Retype all of the listing exactly, passing over any picture you find.

----------------

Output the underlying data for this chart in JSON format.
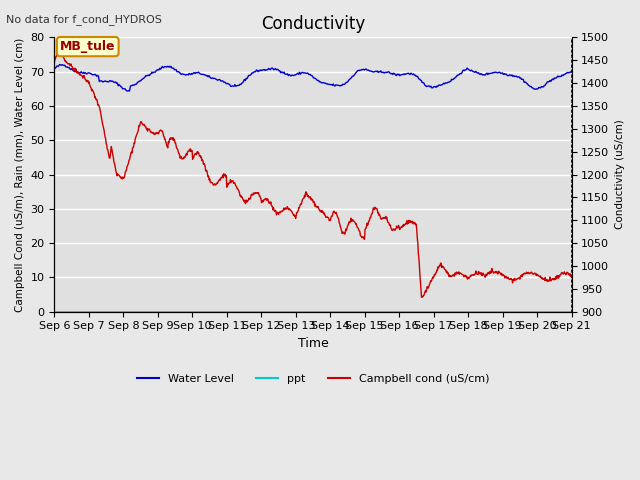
{
  "title": "Conductivity",
  "top_left_text": "No data for f_cond_HYDROS",
  "xlabel": "Time",
  "ylabel_left": "Campbell Cond (uS/m), Rain (mm), Water Level (cm)",
  "ylabel_right": "Conductivity (uS/cm)",
  "ylim_left": [
    0,
    80
  ],
  "ylim_right": [
    900,
    1500
  ],
  "xtick_labels": [
    "Sep 6",
    "Sep 7",
    "Sep 8",
    "Sep 9",
    "Sep 10",
    "Sep 11",
    "Sep 12",
    "Sep 13",
    "Sep 14",
    "Sep 15",
    "Sep 16",
    "Sep 17",
    "Sep 18",
    "Sep 19",
    "Sep 20",
    "Sep 21"
  ],
  "yticks_left": [
    0,
    10,
    20,
    30,
    40,
    50,
    60,
    70,
    80
  ],
  "yticks_right": [
    900,
    950,
    1000,
    1050,
    1100,
    1150,
    1200,
    1250,
    1300,
    1350,
    1400,
    1450,
    1500
  ],
  "legend_entries": [
    "Water Level",
    "ppt",
    "Campbell cond (uS/cm)"
  ],
  "legend_colors": [
    "#0000cc",
    "#00cccc",
    "#cc0000"
  ],
  "annotation_box": "MB_tule",
  "annotation_box_color": "#ffffcc",
  "annotation_box_border": "#cc8800",
  "annotation_text_color": "#990000",
  "fig_bg_color": "#e8e8e8",
  "plot_bg_color": "#e0e0e0",
  "grid_color": "#f0f0f0",
  "title_fontsize": 12,
  "label_fontsize": 8,
  "tick_fontsize": 8
}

----------------

• [The output]
Output the underlying data for this chart in JSON format.
{
  "title": "Conductivity",
  "top_left_text": "No data for f_cond_HYDROS",
  "xlabel": "Time",
  "ylabel_left": "Campbell Cond (uS/m), Rain (mm), Water Level (cm)",
  "ylabel_right": "Conductivity (uS/cm)",
  "ylim_left": [
    0,
    80
  ],
  "ylim_right": [
    900,
    1500
  ],
  "xtick_labels": [
    "Sep 6",
    "Sep 7",
    "Sep 8",
    "Sep 9",
    "Sep 10",
    "Sep 11",
    "Sep 12",
    "Sep 13",
    "Sep 14",
    "Sep 15",
    "Sep 16",
    "Sep 17",
    "Sep 18",
    "Sep 19",
    "Sep 20",
    "Sep 21"
  ],
  "yticks_left": [
    0,
    10,
    20,
    30,
    40,
    50,
    60,
    70,
    80
  ],
  "yticks_right": [
    900,
    950,
    1000,
    1050,
    1100,
    1150,
    1200,
    1250,
    1300,
    1350,
    1400,
    1450,
    1500
  ],
  "legend_entries": [
    "Water Level",
    "ppt",
    "Campbell cond (uS/cm)"
  ],
  "legend_colors": [
    "#0000cc",
    "#00cccc",
    "#cc0000"
  ],
  "annotation_box": "MB_tule",
  "annotation_box_color": "#ffffcc",
  "annotation_box_border": "#cc8800",
  "annotation_text_color": "#990000",
  "fig_bg_color": "#e8e8e8",
  "plot_bg_color": "#e0e0e0",
  "grid_color": "#f0f0f0",
  "title_fontsize": 12,
  "label_fontsize": 8,
  "tick_fontsize": 8
}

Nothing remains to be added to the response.